>> Start

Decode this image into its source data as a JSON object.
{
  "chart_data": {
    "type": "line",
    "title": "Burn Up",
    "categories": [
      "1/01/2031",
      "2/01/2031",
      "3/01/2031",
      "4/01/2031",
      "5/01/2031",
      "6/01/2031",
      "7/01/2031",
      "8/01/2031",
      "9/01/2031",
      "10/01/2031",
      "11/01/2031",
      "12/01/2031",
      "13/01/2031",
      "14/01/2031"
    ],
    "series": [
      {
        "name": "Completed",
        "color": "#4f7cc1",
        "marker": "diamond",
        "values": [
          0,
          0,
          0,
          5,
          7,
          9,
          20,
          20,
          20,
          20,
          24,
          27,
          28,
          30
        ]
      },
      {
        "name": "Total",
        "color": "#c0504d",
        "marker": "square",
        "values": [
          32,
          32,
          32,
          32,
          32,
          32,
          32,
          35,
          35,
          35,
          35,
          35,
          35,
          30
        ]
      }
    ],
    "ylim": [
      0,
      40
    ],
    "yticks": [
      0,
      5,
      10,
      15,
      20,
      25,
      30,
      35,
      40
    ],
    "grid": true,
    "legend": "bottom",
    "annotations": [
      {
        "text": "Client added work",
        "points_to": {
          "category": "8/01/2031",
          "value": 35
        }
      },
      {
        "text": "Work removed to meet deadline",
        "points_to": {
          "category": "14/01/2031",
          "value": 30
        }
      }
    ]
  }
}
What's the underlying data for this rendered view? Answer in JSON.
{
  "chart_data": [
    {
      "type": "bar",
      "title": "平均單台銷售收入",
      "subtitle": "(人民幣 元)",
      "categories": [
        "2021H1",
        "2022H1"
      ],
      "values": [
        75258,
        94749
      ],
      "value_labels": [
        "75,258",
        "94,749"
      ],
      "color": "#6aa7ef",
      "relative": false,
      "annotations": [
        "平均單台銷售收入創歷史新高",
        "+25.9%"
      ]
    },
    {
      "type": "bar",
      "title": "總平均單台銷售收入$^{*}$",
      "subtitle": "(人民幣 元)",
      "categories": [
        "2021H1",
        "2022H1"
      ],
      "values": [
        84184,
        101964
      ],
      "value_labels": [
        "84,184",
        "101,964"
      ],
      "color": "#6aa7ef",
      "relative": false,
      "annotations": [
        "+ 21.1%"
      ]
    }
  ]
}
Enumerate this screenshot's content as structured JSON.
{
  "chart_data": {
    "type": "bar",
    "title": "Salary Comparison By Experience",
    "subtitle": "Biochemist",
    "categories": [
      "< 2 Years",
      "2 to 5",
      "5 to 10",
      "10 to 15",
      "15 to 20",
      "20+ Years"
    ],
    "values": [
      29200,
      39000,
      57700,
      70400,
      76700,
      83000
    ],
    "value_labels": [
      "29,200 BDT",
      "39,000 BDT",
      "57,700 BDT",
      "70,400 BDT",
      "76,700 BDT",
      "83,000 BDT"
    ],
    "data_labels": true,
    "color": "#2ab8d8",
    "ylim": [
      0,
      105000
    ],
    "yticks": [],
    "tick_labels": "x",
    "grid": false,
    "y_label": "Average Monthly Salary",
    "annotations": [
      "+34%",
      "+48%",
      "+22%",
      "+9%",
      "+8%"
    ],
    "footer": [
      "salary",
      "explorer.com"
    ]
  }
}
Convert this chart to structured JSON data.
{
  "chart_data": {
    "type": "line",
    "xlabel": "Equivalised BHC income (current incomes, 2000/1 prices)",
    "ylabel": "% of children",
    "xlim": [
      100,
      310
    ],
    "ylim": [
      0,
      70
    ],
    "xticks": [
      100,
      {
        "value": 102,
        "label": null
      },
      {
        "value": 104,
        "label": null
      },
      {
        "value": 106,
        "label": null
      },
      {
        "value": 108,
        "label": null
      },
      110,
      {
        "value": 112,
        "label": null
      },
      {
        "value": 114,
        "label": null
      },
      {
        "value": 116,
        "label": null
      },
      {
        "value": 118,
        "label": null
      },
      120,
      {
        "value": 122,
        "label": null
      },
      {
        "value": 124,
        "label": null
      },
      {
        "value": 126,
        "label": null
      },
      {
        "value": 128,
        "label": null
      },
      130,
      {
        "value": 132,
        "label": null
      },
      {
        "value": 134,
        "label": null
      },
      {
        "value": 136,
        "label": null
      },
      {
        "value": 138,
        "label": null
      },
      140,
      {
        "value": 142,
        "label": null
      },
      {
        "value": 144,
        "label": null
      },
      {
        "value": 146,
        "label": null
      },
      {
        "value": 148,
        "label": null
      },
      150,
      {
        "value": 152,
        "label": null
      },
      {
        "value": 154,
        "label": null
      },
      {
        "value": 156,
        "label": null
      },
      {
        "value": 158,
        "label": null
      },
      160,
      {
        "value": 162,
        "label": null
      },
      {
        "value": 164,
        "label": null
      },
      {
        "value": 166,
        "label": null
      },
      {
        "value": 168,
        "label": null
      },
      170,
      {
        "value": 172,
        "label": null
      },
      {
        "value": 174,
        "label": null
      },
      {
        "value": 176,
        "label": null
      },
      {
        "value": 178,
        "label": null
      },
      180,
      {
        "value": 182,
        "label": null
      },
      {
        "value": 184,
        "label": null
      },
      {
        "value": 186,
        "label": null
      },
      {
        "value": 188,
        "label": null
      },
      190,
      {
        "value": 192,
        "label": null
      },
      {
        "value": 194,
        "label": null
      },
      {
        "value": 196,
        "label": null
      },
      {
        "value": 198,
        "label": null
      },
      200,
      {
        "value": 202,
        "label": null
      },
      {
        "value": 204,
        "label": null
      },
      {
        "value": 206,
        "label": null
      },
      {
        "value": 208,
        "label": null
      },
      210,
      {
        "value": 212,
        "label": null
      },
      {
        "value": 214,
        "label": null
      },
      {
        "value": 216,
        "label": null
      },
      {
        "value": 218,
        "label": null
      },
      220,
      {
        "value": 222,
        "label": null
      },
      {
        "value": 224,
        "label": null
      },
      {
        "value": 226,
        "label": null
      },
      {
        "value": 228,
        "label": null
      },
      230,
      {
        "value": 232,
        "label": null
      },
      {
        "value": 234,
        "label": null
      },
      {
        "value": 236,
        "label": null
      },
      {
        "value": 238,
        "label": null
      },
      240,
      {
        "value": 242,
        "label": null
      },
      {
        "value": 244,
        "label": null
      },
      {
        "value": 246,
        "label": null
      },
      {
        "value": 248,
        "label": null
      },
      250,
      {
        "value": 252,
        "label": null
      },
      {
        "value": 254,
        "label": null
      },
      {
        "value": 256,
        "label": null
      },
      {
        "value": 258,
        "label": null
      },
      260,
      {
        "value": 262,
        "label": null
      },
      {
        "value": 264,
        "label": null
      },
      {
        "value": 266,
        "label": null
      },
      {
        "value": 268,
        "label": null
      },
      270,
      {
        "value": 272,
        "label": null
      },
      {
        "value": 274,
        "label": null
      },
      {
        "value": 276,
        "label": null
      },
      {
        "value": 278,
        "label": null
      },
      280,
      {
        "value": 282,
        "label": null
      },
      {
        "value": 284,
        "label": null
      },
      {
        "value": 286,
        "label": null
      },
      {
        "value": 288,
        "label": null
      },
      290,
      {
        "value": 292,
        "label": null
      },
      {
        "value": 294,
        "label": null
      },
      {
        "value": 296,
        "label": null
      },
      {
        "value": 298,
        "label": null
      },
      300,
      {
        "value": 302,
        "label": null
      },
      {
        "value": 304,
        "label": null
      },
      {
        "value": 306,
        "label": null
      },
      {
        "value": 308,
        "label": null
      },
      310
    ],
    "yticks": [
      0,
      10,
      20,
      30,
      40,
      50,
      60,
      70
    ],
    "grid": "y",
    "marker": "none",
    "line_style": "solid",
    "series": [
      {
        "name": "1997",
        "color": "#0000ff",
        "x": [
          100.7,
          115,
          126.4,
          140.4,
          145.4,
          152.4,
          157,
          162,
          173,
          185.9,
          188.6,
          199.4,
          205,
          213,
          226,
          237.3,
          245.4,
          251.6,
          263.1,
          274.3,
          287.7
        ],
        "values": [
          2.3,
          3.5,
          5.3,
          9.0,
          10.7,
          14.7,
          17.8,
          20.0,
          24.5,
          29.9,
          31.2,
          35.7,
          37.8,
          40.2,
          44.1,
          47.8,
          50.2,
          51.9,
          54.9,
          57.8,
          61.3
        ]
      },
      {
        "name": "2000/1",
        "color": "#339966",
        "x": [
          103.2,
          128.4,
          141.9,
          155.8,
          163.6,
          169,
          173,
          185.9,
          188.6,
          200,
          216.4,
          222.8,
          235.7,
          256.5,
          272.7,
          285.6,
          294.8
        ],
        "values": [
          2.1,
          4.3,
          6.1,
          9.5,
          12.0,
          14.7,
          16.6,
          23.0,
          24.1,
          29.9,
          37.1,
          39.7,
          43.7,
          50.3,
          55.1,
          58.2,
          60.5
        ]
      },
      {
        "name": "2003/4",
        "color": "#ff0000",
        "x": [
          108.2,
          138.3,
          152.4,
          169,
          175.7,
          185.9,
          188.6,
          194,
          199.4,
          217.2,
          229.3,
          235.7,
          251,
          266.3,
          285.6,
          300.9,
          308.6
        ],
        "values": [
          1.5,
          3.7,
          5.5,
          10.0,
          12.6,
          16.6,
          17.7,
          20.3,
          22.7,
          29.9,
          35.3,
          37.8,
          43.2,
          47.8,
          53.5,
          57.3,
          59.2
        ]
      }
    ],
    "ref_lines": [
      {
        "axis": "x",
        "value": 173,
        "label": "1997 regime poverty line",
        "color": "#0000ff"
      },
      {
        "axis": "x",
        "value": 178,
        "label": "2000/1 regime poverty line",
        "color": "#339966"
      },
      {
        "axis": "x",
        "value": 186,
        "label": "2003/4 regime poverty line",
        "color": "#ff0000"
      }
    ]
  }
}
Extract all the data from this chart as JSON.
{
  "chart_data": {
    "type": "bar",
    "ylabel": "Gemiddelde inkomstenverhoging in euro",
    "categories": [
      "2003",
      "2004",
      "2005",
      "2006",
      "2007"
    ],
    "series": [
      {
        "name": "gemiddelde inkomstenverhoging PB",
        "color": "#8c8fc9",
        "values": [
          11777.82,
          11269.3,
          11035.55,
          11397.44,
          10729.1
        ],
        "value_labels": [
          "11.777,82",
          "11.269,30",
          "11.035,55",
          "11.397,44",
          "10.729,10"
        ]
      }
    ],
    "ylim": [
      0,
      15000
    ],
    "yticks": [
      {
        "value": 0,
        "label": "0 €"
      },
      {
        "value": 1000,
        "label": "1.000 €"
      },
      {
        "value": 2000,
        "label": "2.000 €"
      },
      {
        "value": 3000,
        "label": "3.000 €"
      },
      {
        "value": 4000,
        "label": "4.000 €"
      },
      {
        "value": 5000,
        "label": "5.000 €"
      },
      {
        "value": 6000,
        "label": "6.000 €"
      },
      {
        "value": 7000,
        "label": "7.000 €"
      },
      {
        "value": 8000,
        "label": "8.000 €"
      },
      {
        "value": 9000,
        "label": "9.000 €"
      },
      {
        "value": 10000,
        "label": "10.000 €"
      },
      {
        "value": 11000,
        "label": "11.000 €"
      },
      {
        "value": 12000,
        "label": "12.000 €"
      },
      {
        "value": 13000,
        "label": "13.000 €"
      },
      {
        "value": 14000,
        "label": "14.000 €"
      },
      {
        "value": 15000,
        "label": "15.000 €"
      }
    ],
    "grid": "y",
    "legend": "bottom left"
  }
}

>> End

INSTRUCTION
Collect the lines of the data that carry the word "this".

THE ANSWER
Decode this image into its source data as a JSON object.
What's the underlying data for this rendered view? Answer in JSON.
Enumerate this screenshot's content as structured JSON.
Convert this chart to structured JSON data.
Extract all the data from this chart as JSON.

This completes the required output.